Copy out each line containing "sygnał" from the entries below.
═══ Extracted data ═══
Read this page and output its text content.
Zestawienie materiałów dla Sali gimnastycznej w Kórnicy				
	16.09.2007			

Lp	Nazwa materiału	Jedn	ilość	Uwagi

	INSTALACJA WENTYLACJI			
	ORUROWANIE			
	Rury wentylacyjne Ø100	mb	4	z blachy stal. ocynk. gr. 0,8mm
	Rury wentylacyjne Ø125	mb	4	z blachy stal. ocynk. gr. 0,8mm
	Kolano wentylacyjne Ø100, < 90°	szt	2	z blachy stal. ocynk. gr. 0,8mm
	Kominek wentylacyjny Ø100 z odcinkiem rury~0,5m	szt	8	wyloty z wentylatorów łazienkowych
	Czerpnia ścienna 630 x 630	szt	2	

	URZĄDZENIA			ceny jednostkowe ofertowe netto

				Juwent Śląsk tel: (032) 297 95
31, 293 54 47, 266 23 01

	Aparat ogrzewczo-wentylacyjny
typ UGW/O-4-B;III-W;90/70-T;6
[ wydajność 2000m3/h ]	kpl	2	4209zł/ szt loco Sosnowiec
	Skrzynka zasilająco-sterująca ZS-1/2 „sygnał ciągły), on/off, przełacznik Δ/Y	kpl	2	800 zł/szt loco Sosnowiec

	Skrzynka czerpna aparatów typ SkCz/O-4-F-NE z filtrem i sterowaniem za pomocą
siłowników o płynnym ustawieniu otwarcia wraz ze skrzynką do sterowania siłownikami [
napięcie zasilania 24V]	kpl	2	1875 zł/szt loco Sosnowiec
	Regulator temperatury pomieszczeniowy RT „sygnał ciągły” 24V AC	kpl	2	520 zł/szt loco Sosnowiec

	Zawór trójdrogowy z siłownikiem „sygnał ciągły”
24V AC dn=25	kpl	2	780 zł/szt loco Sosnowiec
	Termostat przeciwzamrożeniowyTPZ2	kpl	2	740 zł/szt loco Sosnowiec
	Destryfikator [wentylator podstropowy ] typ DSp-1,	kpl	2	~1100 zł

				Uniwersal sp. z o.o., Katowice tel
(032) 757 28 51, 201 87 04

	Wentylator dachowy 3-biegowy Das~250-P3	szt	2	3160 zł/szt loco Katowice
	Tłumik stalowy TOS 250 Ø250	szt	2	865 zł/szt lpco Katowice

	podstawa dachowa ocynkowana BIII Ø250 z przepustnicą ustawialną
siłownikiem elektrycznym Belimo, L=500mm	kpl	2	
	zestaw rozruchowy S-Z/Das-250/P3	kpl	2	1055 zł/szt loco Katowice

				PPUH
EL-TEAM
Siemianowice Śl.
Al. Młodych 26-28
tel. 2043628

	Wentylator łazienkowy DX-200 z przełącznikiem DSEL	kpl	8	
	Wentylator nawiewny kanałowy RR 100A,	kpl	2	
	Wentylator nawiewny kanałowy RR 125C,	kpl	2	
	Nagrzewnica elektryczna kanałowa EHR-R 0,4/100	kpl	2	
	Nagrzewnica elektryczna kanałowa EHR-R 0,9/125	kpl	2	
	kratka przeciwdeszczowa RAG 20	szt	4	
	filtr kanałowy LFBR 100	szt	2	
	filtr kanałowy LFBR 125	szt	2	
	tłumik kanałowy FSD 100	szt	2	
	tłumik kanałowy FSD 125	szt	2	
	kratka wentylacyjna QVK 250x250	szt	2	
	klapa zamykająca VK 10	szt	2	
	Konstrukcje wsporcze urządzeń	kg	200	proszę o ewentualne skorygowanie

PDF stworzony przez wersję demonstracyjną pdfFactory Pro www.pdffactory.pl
═══
═══ Extracted data ═══
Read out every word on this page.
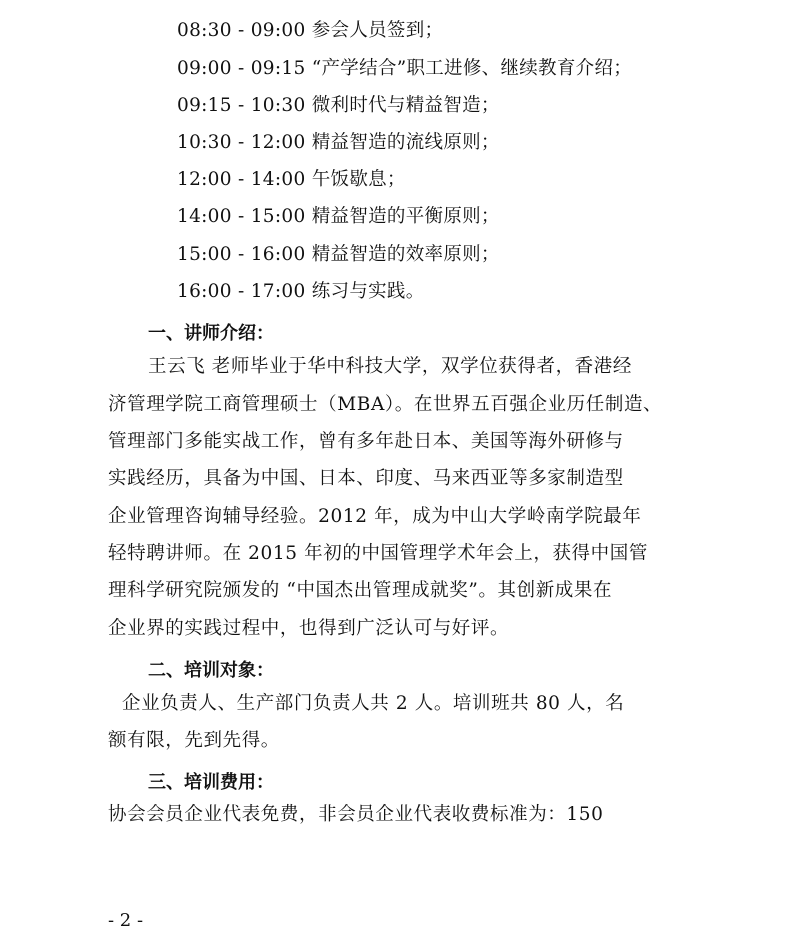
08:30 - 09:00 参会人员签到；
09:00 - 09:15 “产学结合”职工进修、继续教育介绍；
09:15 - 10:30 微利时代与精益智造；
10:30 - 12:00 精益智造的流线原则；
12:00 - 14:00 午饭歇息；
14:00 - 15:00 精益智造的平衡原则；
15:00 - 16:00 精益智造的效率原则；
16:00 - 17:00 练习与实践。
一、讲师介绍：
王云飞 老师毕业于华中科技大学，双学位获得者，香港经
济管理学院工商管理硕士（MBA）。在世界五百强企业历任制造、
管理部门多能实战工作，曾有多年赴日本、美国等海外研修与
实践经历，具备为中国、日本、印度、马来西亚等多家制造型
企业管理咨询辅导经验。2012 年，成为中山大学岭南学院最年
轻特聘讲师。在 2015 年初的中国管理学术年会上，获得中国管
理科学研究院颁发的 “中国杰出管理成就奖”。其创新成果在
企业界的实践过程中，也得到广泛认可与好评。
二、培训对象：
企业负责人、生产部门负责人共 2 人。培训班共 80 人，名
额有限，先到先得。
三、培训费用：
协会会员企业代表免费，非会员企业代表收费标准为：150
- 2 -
═══
═══ Extracted data ═══
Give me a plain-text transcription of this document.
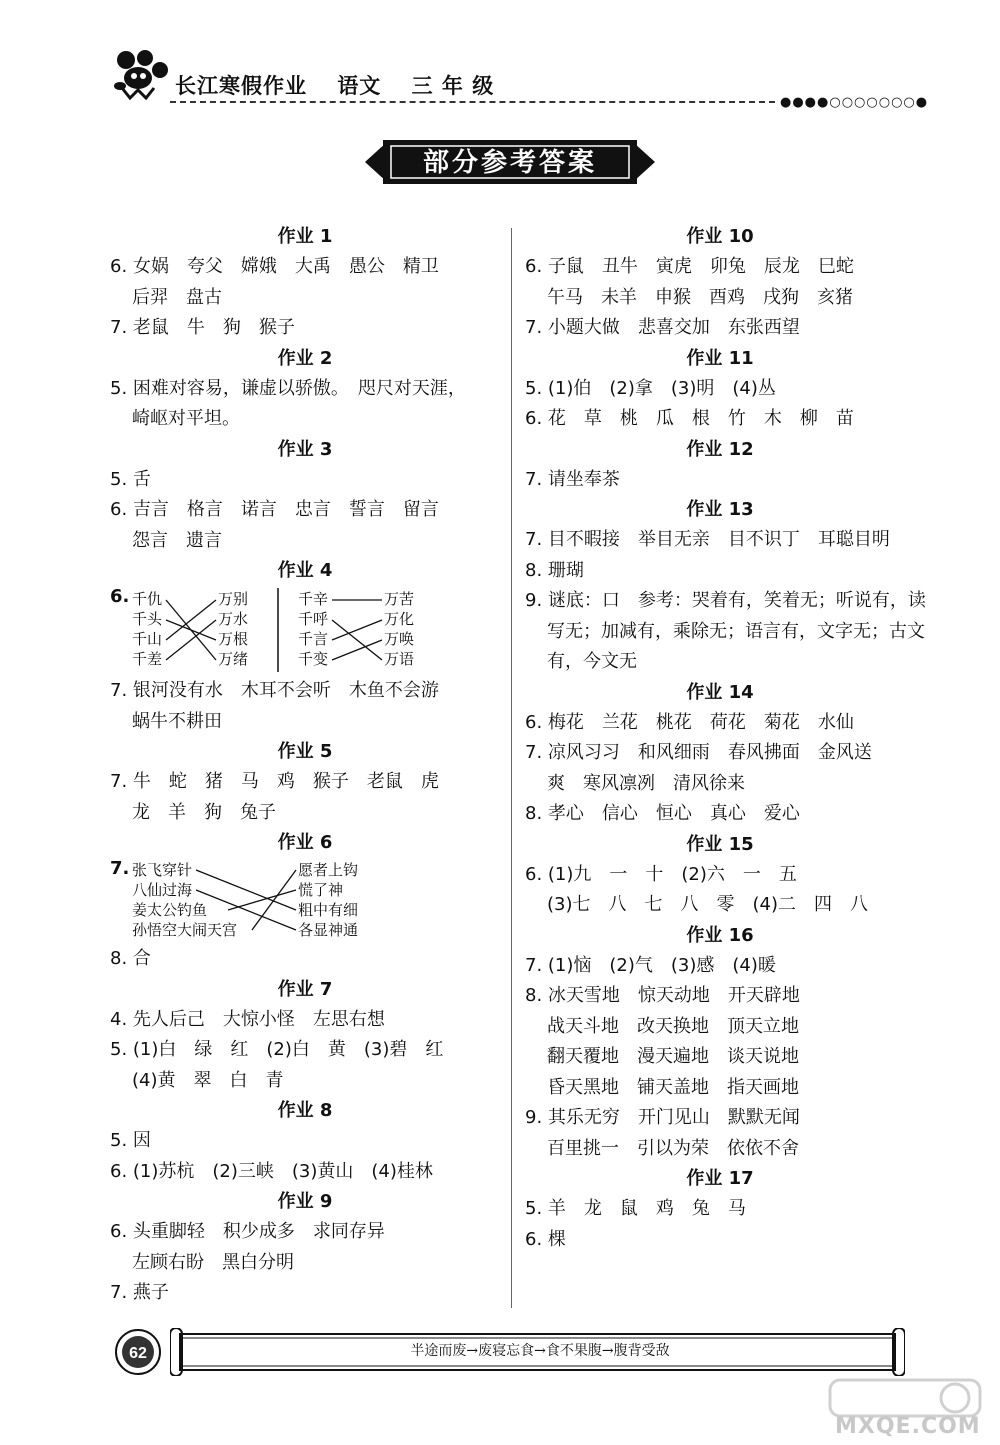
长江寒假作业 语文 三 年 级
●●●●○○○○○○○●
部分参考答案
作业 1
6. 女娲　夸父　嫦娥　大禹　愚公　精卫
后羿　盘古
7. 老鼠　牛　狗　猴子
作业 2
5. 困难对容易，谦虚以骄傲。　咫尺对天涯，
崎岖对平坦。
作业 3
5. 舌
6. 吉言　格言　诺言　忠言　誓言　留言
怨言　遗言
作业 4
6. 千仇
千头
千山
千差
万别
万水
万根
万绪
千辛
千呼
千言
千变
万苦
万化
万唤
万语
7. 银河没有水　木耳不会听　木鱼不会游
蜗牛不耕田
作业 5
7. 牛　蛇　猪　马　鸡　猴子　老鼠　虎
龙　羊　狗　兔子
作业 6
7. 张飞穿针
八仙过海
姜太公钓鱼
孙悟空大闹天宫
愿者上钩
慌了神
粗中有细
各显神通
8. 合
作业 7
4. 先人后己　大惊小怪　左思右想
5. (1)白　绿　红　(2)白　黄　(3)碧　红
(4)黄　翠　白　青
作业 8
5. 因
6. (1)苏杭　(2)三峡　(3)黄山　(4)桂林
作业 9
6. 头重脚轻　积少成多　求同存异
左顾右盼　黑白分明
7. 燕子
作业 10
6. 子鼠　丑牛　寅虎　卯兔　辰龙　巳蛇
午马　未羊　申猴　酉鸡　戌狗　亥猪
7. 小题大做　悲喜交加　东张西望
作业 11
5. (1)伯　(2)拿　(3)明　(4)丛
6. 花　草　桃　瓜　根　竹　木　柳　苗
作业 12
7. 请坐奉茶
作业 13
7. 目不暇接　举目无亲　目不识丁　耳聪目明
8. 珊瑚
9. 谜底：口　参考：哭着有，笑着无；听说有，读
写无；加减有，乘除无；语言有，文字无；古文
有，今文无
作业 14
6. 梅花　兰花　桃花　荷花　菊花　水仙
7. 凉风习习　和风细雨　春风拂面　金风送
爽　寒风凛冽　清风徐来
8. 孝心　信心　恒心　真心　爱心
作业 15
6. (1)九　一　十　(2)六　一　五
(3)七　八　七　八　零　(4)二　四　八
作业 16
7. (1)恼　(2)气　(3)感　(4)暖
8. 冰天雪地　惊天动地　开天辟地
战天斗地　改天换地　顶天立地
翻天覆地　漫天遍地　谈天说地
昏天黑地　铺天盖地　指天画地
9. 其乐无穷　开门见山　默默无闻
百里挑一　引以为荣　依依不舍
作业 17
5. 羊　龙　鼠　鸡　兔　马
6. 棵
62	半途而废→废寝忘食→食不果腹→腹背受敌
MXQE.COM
═══
> _Exercise output_
	Skrzynka zasilająco-sterująca ZS-1/2 „sygnał ciągły), on/off, przełacznik Δ/Y	kpl	2	800 zł/szt loco Sosnowiec
	Regulator temperatury pomieszczeniowy RT „sygnał ciągły” 24V AC	kpl	2	520 zł/szt loco Sosnowiec
	Zawór trójdrogowy z siłownikiem „sygnał ciągły”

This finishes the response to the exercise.